[Records from a collection of figures]
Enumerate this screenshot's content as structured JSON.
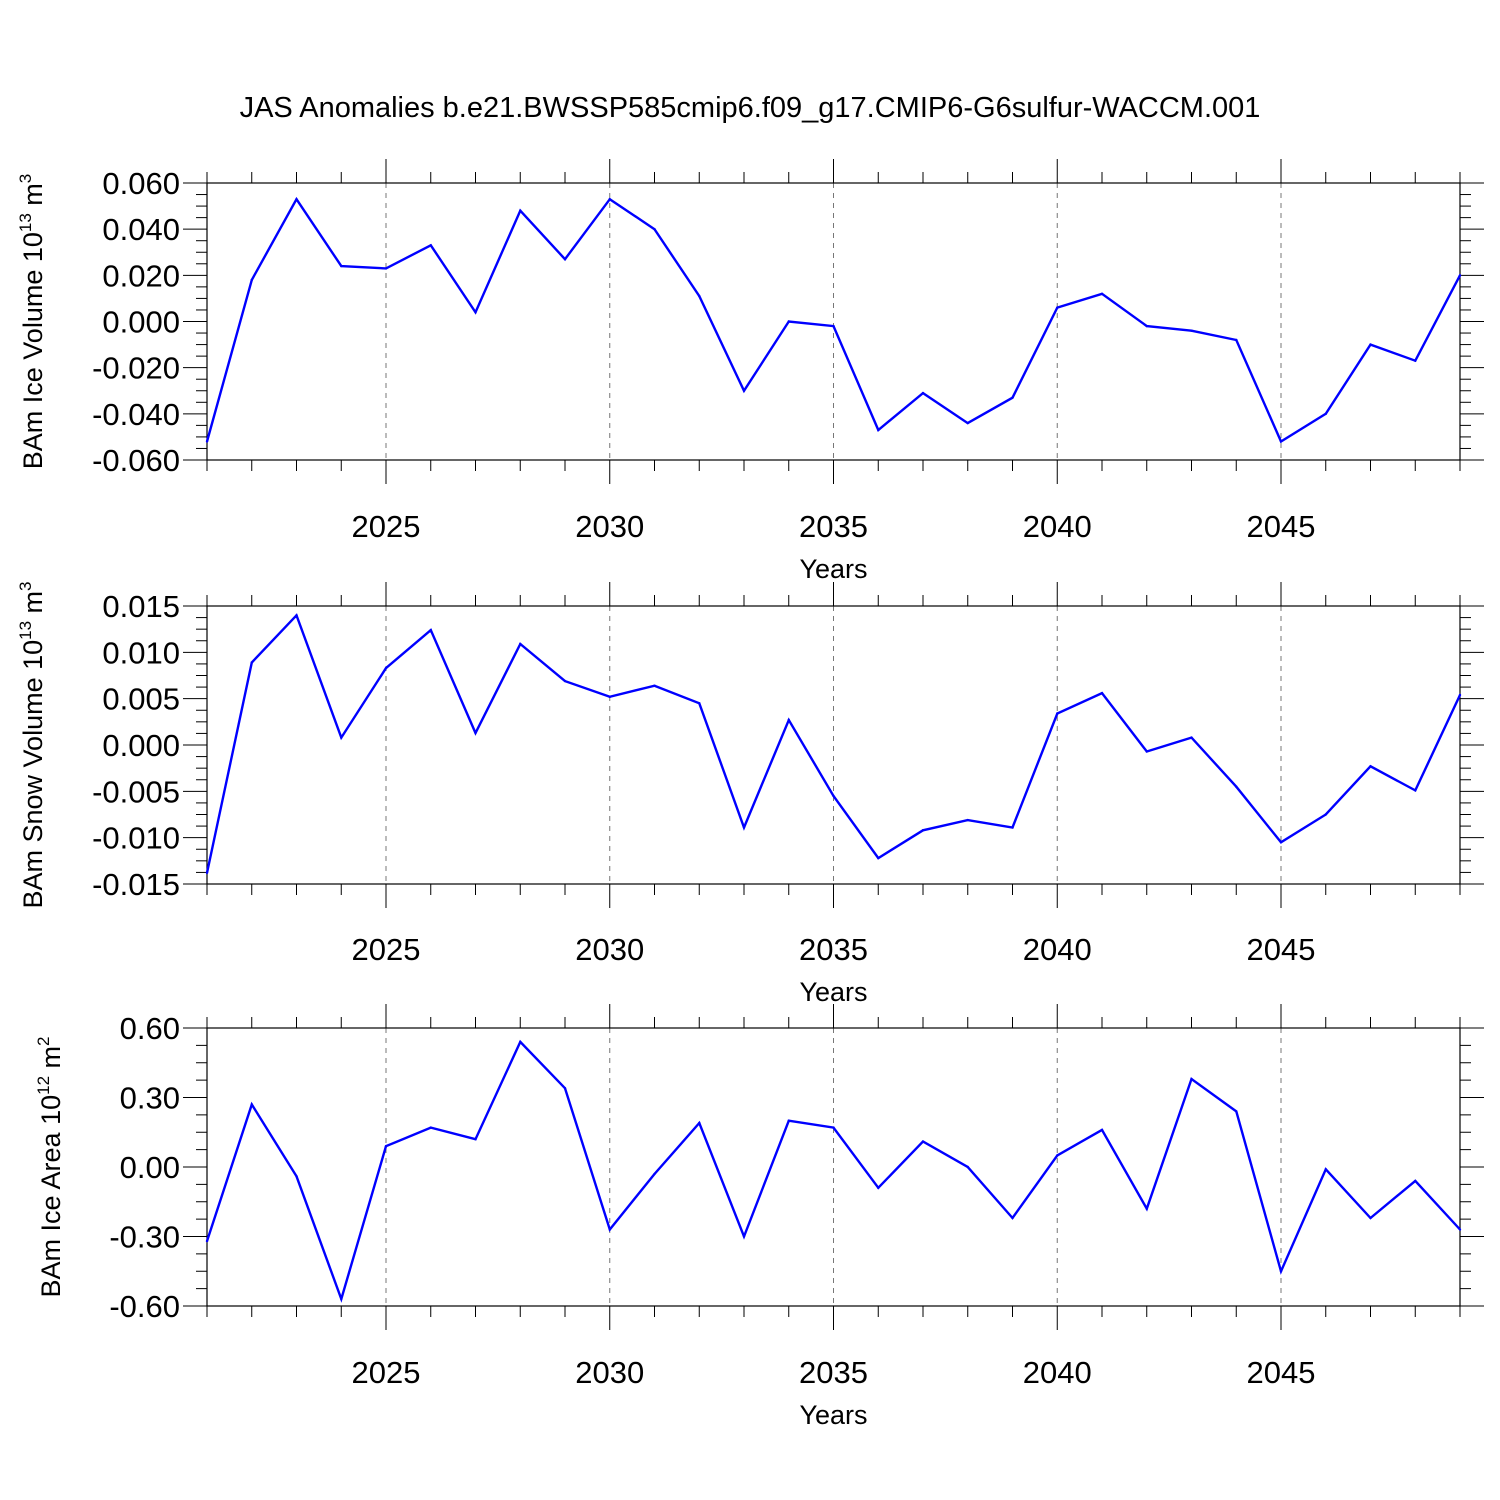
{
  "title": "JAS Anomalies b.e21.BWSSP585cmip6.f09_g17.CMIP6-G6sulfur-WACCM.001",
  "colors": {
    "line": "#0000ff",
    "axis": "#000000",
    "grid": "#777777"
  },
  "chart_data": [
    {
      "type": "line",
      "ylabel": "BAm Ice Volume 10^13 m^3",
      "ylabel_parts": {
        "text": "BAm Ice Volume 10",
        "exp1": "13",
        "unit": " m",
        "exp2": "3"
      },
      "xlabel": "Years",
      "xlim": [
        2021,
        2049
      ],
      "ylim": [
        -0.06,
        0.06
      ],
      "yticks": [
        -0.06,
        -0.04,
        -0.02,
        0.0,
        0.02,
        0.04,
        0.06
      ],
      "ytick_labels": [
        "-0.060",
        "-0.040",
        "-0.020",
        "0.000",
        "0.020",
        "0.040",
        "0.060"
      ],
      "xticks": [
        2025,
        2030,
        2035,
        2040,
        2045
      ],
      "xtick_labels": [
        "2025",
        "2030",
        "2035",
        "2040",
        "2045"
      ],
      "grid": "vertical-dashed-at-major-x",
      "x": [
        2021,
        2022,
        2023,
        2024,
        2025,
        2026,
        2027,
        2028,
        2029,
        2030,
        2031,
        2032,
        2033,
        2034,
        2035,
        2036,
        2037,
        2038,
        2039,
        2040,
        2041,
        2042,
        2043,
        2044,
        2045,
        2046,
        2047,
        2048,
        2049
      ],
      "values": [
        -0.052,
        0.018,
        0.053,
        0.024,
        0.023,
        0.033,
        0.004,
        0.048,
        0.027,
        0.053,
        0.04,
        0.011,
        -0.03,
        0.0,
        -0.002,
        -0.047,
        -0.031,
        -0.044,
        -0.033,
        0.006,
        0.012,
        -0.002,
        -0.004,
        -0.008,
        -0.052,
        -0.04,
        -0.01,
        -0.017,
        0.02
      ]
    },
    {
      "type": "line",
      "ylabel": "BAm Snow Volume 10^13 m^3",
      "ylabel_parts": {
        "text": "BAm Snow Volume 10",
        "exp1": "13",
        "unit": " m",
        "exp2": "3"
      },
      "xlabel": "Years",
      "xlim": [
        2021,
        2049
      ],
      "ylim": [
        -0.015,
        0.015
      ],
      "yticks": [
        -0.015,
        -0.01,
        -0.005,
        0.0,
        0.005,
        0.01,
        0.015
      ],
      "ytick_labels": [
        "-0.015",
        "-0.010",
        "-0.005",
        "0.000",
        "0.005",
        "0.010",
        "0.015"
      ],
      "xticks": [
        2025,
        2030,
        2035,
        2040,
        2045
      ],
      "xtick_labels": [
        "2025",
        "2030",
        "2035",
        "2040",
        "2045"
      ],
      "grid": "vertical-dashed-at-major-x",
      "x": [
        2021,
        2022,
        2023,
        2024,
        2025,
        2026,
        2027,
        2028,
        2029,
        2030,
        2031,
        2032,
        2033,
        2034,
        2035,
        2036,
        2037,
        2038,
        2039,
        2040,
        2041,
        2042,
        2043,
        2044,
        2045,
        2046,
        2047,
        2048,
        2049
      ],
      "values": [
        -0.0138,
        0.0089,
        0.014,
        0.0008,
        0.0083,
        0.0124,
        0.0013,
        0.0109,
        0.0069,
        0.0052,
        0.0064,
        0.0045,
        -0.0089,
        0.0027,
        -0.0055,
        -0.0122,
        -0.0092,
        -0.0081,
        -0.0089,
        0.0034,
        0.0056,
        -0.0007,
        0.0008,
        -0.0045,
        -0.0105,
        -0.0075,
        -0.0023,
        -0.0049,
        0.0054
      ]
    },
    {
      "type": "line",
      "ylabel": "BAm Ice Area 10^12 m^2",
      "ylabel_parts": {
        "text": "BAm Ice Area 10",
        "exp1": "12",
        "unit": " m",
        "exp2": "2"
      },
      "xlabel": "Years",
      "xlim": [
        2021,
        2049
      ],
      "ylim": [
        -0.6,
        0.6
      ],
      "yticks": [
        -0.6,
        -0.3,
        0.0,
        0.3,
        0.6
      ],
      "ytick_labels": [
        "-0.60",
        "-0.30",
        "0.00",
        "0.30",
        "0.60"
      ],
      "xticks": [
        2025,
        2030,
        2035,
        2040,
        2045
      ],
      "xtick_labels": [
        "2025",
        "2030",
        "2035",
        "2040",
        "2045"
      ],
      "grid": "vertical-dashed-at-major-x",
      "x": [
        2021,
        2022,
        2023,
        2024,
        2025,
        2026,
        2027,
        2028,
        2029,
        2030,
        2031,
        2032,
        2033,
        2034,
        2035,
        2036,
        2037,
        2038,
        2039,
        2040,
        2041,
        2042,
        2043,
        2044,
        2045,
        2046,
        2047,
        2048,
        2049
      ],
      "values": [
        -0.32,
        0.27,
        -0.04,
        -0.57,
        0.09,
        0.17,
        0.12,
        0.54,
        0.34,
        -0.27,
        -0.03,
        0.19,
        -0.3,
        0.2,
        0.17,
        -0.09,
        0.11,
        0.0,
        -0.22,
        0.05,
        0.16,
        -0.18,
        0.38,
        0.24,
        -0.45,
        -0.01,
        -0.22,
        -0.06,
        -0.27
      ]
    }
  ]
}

...

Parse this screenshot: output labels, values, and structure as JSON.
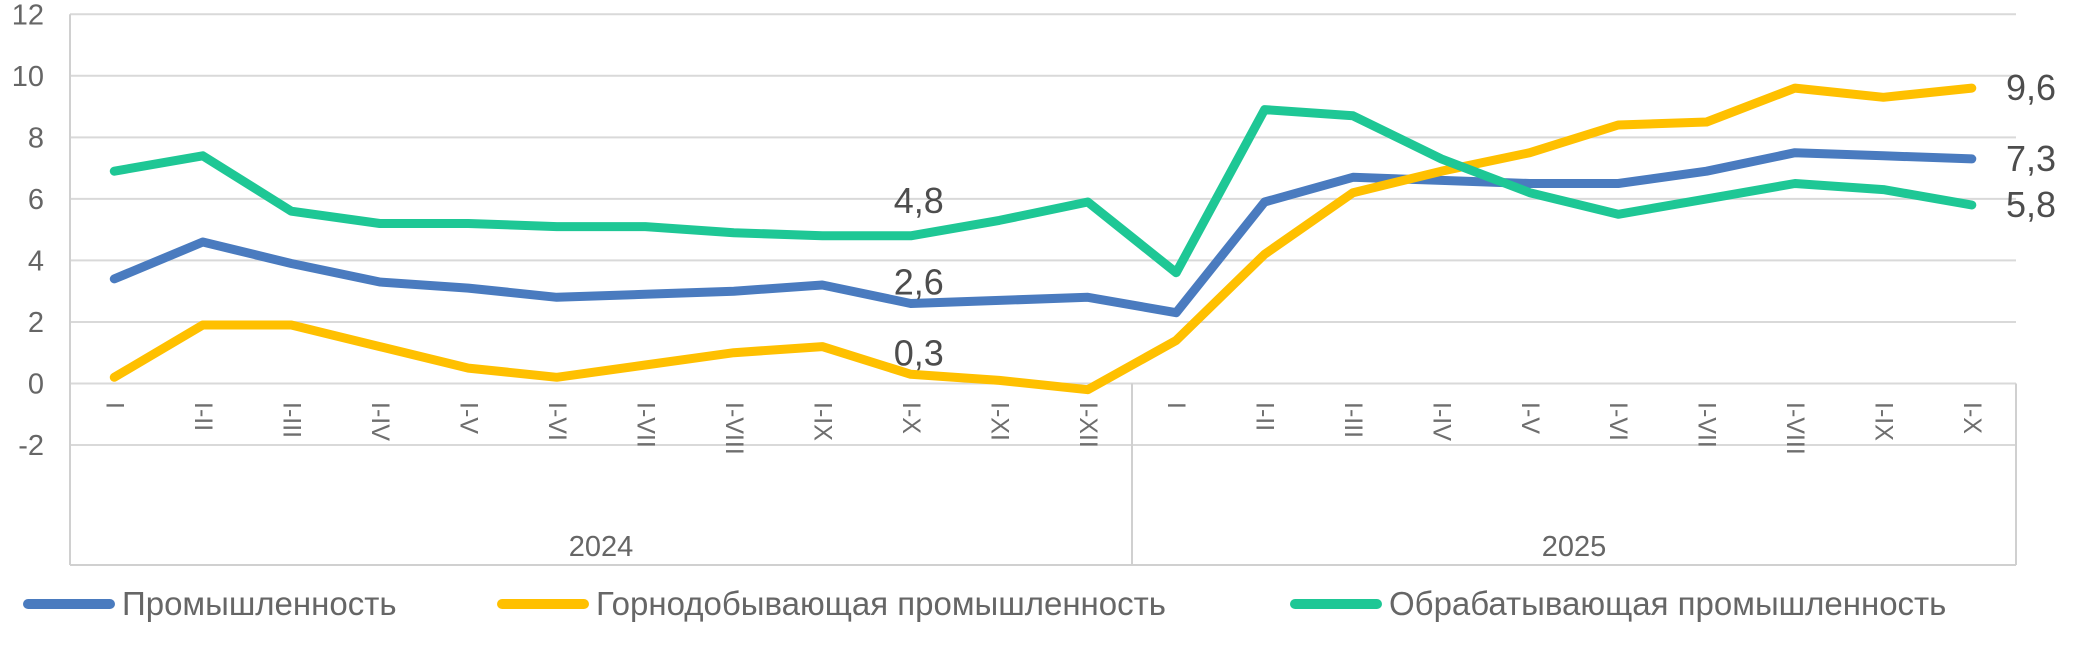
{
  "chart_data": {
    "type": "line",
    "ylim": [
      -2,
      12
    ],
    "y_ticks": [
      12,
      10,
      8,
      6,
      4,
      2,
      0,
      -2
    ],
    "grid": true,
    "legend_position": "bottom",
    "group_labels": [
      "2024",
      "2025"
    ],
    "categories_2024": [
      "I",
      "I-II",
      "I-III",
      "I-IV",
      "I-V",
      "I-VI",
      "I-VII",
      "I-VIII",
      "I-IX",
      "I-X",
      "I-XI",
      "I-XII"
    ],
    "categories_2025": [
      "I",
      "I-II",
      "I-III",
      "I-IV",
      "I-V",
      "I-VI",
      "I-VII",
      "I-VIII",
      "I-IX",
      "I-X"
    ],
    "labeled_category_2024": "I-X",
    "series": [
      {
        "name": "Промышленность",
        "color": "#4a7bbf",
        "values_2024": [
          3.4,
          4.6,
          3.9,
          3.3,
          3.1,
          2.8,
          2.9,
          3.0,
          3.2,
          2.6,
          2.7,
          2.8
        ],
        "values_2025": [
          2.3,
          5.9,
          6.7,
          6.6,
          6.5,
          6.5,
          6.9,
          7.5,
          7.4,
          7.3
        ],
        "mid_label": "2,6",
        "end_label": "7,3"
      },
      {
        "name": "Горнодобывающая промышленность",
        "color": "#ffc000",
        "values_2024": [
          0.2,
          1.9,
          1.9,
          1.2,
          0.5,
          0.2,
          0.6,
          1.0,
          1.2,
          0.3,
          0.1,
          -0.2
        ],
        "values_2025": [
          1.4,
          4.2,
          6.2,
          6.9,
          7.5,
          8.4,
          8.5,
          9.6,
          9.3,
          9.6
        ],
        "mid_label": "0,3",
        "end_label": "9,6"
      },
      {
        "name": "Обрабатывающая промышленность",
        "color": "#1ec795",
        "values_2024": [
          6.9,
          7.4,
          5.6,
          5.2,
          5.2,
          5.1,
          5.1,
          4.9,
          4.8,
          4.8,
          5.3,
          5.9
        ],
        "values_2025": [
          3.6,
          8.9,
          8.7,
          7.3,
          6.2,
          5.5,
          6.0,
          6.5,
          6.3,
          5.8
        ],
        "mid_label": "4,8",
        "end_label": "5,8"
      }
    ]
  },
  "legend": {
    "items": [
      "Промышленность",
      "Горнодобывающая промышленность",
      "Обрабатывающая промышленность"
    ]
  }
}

Exercise objective: Gather up the lines that contain the word "Volume".

Task output:
      "ylabel": "BAm Ice Volume 10^13 m^3",
        "text": "BAm Ice Volume 10",
      "ylabel": "BAm Snow Volume 10^13 m^3",
        "text": "BAm Snow Volume 10",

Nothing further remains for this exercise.